(Rows from a figure dataset)
----

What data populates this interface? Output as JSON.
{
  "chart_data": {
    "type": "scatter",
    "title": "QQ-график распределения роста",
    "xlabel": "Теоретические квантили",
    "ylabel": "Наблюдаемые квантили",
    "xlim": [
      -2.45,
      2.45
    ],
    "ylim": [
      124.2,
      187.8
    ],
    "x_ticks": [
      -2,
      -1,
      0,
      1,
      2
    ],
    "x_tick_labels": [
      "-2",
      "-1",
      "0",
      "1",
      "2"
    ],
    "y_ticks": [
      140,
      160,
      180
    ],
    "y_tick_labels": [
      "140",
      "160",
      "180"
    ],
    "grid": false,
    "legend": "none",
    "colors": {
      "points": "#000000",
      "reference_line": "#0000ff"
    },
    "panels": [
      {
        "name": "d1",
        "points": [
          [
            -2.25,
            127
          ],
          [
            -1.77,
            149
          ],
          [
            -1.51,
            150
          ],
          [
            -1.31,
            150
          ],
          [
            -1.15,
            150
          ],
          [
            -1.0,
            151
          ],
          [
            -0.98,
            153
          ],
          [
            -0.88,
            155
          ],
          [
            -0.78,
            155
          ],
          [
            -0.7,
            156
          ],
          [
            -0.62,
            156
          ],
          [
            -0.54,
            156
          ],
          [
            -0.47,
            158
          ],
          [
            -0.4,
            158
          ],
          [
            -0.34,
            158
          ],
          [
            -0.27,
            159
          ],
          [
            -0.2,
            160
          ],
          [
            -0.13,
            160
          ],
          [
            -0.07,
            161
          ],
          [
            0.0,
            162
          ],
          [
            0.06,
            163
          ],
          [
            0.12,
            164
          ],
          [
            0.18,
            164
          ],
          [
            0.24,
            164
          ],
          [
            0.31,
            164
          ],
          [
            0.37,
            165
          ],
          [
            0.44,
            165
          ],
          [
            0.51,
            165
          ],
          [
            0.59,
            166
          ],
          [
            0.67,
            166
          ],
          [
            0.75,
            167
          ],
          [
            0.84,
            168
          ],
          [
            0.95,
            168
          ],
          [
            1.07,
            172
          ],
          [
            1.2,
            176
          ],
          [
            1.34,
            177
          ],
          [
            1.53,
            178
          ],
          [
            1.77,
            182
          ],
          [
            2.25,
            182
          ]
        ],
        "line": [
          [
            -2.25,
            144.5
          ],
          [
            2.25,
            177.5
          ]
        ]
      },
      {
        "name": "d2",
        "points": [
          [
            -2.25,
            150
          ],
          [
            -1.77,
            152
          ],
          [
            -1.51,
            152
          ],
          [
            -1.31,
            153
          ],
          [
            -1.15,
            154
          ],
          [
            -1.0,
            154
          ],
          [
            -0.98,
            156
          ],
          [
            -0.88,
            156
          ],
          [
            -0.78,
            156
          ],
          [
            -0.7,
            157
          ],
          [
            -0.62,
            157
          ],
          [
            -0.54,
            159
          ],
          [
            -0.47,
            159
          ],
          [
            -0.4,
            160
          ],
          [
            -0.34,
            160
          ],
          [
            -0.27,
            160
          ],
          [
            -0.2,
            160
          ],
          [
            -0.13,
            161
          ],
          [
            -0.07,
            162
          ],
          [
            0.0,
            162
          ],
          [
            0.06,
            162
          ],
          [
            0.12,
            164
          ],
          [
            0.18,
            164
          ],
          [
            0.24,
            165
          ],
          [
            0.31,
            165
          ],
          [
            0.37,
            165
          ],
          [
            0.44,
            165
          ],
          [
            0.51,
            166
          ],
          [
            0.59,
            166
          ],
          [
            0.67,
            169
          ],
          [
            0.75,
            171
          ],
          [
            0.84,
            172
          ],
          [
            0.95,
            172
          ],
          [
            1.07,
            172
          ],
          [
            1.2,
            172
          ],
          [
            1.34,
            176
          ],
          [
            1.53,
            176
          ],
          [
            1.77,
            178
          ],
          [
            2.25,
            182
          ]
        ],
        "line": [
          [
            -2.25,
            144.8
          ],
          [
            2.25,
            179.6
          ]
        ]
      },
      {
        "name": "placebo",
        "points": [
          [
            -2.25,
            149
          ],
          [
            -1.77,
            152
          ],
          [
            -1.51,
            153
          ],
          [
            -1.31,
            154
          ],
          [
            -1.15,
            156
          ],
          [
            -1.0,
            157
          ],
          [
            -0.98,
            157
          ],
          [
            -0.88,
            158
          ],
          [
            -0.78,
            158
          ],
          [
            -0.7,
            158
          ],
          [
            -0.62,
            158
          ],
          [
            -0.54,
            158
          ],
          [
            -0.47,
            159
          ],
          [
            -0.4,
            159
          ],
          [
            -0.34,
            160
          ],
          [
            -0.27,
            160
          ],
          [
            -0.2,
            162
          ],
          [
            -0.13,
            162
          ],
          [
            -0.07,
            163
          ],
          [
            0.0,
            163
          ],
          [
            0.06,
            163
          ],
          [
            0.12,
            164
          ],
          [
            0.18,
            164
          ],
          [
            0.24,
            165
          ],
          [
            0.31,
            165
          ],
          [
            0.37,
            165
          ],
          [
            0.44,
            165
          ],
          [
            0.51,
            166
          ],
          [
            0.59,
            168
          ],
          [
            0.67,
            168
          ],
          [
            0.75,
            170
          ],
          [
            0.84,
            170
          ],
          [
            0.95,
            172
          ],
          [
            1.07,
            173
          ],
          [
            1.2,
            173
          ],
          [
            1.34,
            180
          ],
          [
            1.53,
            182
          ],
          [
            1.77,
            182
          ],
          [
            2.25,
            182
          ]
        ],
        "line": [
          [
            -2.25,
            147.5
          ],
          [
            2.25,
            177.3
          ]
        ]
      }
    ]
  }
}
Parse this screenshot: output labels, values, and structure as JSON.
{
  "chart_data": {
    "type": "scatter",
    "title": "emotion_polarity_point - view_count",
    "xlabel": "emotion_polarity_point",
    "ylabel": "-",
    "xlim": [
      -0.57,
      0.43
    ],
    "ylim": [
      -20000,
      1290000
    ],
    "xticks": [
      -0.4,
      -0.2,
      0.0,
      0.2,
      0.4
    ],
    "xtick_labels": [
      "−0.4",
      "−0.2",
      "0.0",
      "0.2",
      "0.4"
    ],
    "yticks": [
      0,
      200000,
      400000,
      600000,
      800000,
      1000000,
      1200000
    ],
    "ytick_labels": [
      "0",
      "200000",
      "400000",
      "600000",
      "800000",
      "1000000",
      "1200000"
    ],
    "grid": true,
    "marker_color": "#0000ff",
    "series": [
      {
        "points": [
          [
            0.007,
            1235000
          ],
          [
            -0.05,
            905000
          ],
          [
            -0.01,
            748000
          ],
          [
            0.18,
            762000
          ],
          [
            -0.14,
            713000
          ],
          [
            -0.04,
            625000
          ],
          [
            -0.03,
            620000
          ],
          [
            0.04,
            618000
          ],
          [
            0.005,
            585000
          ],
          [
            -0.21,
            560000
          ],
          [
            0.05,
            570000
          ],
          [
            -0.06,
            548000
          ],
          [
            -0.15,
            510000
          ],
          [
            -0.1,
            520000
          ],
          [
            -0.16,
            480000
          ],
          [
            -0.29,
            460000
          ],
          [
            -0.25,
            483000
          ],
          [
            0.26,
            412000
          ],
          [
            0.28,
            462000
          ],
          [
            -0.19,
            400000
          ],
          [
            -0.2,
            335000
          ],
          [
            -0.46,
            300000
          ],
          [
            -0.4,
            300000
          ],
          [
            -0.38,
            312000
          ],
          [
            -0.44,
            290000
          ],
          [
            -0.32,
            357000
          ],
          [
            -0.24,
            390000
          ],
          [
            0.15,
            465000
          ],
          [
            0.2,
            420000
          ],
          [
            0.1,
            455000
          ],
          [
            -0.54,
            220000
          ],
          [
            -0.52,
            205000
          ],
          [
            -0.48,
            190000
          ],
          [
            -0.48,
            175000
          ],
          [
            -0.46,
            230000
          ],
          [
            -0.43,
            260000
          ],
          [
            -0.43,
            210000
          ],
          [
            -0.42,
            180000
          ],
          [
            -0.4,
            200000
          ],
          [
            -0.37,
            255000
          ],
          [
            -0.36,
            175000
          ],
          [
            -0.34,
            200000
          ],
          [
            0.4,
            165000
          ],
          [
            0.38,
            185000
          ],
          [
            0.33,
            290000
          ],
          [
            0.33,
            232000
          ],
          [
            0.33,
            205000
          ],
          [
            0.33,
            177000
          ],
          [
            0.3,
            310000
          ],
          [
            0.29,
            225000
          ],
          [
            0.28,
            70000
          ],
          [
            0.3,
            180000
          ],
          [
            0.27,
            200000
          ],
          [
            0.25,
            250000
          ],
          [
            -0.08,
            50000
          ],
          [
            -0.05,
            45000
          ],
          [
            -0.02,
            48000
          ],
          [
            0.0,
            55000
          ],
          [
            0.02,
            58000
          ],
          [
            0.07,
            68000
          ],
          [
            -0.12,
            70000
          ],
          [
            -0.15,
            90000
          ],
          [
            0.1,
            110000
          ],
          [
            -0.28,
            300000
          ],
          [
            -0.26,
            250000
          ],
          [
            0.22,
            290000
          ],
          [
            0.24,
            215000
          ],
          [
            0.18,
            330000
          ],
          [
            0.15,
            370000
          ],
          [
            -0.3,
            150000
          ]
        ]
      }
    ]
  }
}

----

GIVEN PROBLEM
Copy every line that contains the string "квантили".

EXERCISE RESULT
    "xlabel": "Теоретические квантили",
    "ylabel": "Наблюдаемые квантили",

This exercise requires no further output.